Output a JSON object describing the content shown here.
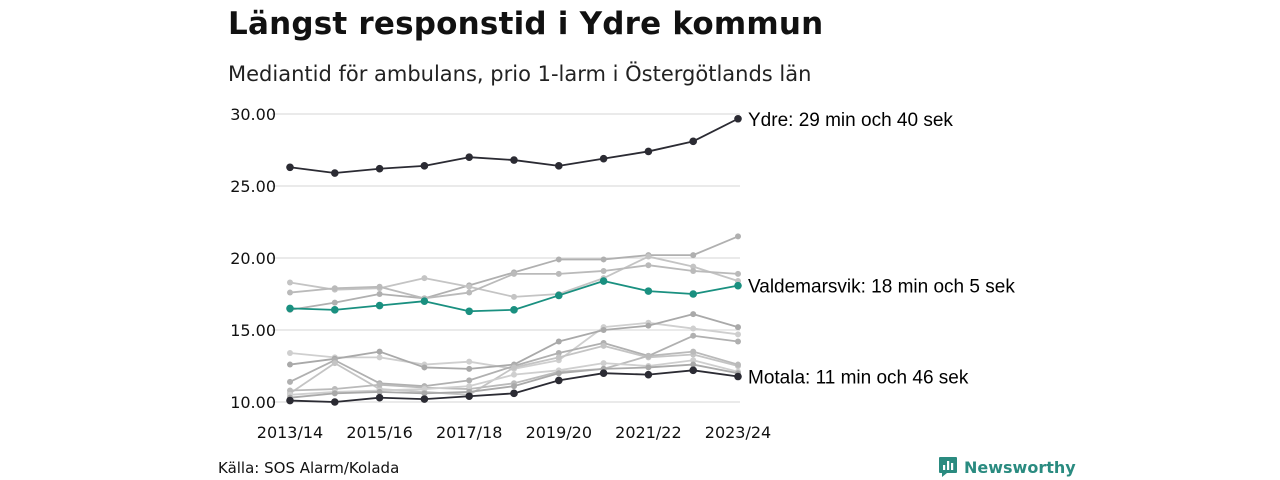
{
  "title": "Längst responstid i Ydre kommun",
  "subtitle": "Mediantid för ambulans, prio 1-larm i Östergötlands län",
  "source": "Källa: SOS Alarm/Kolada",
  "brand": "Newsworthy",
  "colors": {
    "highlight_dark": "#2b2b33",
    "highlight_teal": "#1a9080",
    "background_series": "#b8b8b8",
    "grid": "#dddddd",
    "brand": "#2a8b80"
  },
  "chart_data": {
    "type": "line",
    "title": "Längst responstid i Ydre kommun",
    "subtitle": "Mediantid för ambulans, prio 1-larm i Östergötlands län",
    "x": [
      "2013/14",
      "2014/15",
      "2015/16",
      "2016/17",
      "2017/18",
      "2018/19",
      "2019/20",
      "2020/21",
      "2021/22",
      "2022/23",
      "2023/24"
    ],
    "x_tick_labels": [
      "2013/14",
      "2015/16",
      "2017/18",
      "2019/20",
      "2021/22",
      "2023/24"
    ],
    "y_tick_labels": [
      "10.00",
      "15.00",
      "20.00",
      "25.00",
      "30.00"
    ],
    "ylim": [
      10,
      30
    ],
    "grid": true,
    "highlighted": [
      {
        "name": "Ydre",
        "label": "Ydre: 29 min och 40 sek",
        "color": "#2b2b33",
        "values": [
          26.3,
          25.9,
          26.2,
          26.4,
          27.0,
          26.8,
          26.4,
          26.9,
          27.4,
          28.1,
          29.67
        ]
      },
      {
        "name": "Valdemarsvik",
        "label": "Valdemarsvik: 18 min och 5 sek",
        "color": "#1a9080",
        "values": [
          16.5,
          16.4,
          16.7,
          17.0,
          16.3,
          16.4,
          17.4,
          18.4,
          17.7,
          17.5,
          18.08
        ]
      },
      {
        "name": "Motala",
        "label": "Motala: 11 min och 46 sek",
        "color": "#2b2b33",
        "values": [
          10.1,
          10.0,
          10.3,
          10.2,
          10.4,
          10.6,
          11.5,
          12.0,
          11.9,
          12.2,
          11.77
        ]
      }
    ],
    "other_series": [
      [
        16.4,
        16.9,
        17.5,
        17.2,
        18.1,
        19.0,
        19.9,
        19.9,
        20.2,
        20.2,
        21.5
      ],
      [
        18.3,
        17.8,
        17.9,
        18.6,
        18.0,
        17.3,
        17.5,
        18.6,
        20.1,
        19.4,
        18.4
      ],
      [
        17.6,
        17.9,
        18.0,
        17.2,
        17.6,
        18.9,
        18.9,
        19.1,
        19.5,
        19.1,
        18.9
      ],
      [
        13.4,
        13.1,
        13.1,
        12.6,
        12.8,
        12.3,
        12.9,
        15.2,
        15.5,
        15.1,
        14.7
      ],
      [
        12.6,
        13.0,
        13.5,
        12.4,
        12.3,
        12.6,
        14.2,
        15.0,
        15.3,
        16.1,
        15.2
      ],
      [
        11.4,
        12.9,
        11.3,
        11.1,
        11.5,
        12.5,
        13.4,
        14.1,
        13.2,
        14.6,
        14.2
      ],
      [
        10.6,
        12.7,
        10.9,
        10.7,
        10.5,
        12.4,
        13.1,
        13.9,
        13.1,
        13.3,
        12.5
      ],
      [
        10.8,
        10.9,
        11.2,
        11.0,
        10.9,
        11.3,
        12.1,
        12.3,
        13.2,
        13.5,
        12.6
      ],
      [
        10.5,
        10.7,
        10.8,
        10.9,
        11.1,
        11.9,
        12.2,
        12.7,
        12.5,
        12.9,
        12.1
      ],
      [
        10.3,
        10.6,
        10.7,
        10.6,
        10.7,
        11.1,
        12.0,
        12.3,
        12.4,
        12.6,
        12.0
      ]
    ]
  }
}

########

:: WORK INSTRUCTIONS ::
Make an exact reproduction of the listing above, without any pictures.

:: RESPONSE ::
Output a JSON object describing the content shown here.
{
  "title": "Längst responstid i Ydre kommun",
  "subtitle": "Mediantid för ambulans, prio 1-larm i Östergötlands län",
  "source": "Källa: SOS Alarm/Kolada",
  "brand": "Newsworthy",
  "colors": {
    "highlight_dark": "#2b2b33",
    "highlight_teal": "#1a9080",
    "background_series": "#b8b8b8",
    "grid": "#dddddd",
    "brand": "#2a8b80"
  },
  "chart_data": {
    "type": "line",
    "title": "Längst responstid i Ydre kommun",
    "subtitle": "Mediantid för ambulans, prio 1-larm i Östergötlands län",
    "x": [
      "2013/14",
      "2014/15",
      "2015/16",
      "2016/17",
      "2017/18",
      "2018/19",
      "2019/20",
      "2020/21",
      "2021/22",
      "2022/23",
      "2023/24"
    ],
    "x_tick_labels": [
      "2013/14",
      "2015/16",
      "2017/18",
      "2019/20",
      "2021/22",
      "2023/24"
    ],
    "y_tick_labels": [
      "10.00",
      "15.00",
      "20.00",
      "25.00",
      "30.00"
    ],
    "ylim": [
      10,
      30
    ],
    "grid": true,
    "highlighted": [
      {
        "name": "Ydre",
        "label": "Ydre: 29 min och 40 sek",
        "color": "#2b2b33",
        "values": [
          26.3,
          25.9,
          26.2,
          26.4,
          27.0,
          26.8,
          26.4,
          26.9,
          27.4,
          28.1,
          29.67
        ]
      },
      {
        "name": "Valdemarsvik",
        "label": "Valdemarsvik: 18 min och 5 sek",
        "color": "#1a9080",
        "values": [
          16.5,
          16.4,
          16.7,
          17.0,
          16.3,
          16.4,
          17.4,
          18.4,
          17.7,
          17.5,
          18.08
        ]
      },
      {
        "name": "Motala",
        "label": "Motala: 11 min och 46 sek",
        "color": "#2b2b33",
        "values": [
          10.1,
          10.0,
          10.3,
          10.2,
          10.4,
          10.6,
          11.5,
          12.0,
          11.9,
          12.2,
          11.77
        ]
      }
    ],
    "other_series": [
      [
        16.4,
        16.9,
        17.5,
        17.2,
        18.1,
        19.0,
        19.9,
        19.9,
        20.2,
        20.2,
        21.5
      ],
      [
        18.3,
        17.8,
        17.9,
        18.6,
        18.0,
        17.3,
        17.5,
        18.6,
        20.1,
        19.4,
        18.4
      ],
      [
        17.6,
        17.9,
        18.0,
        17.2,
        17.6,
        18.9,
        18.9,
        19.1,
        19.5,
        19.1,
        18.9
      ],
      [
        13.4,
        13.1,
        13.1,
        12.6,
        12.8,
        12.3,
        12.9,
        15.2,
        15.5,
        15.1,
        14.7
      ],
      [
        12.6,
        13.0,
        13.5,
        12.4,
        12.3,
        12.6,
        14.2,
        15.0,
        15.3,
        16.1,
        15.2
      ],
      [
        11.4,
        12.9,
        11.3,
        11.1,
        11.5,
        12.5,
        13.4,
        14.1,
        13.2,
        14.6,
        14.2
      ],
      [
        10.6,
        12.7,
        10.9,
        10.7,
        10.5,
        12.4,
        13.1,
        13.9,
        13.1,
        13.3,
        12.5
      ],
      [
        10.8,
        10.9,
        11.2,
        11.0,
        10.9,
        11.3,
        12.1,
        12.3,
        13.2,
        13.5,
        12.6
      ],
      [
        10.5,
        10.7,
        10.8,
        10.9,
        11.1,
        11.9,
        12.2,
        12.7,
        12.5,
        12.9,
        12.1
      ],
      [
        10.3,
        10.6,
        10.7,
        10.6,
        10.7,
        11.1,
        12.0,
        12.3,
        12.4,
        12.6,
        12.0
      ]
    ]
  }
}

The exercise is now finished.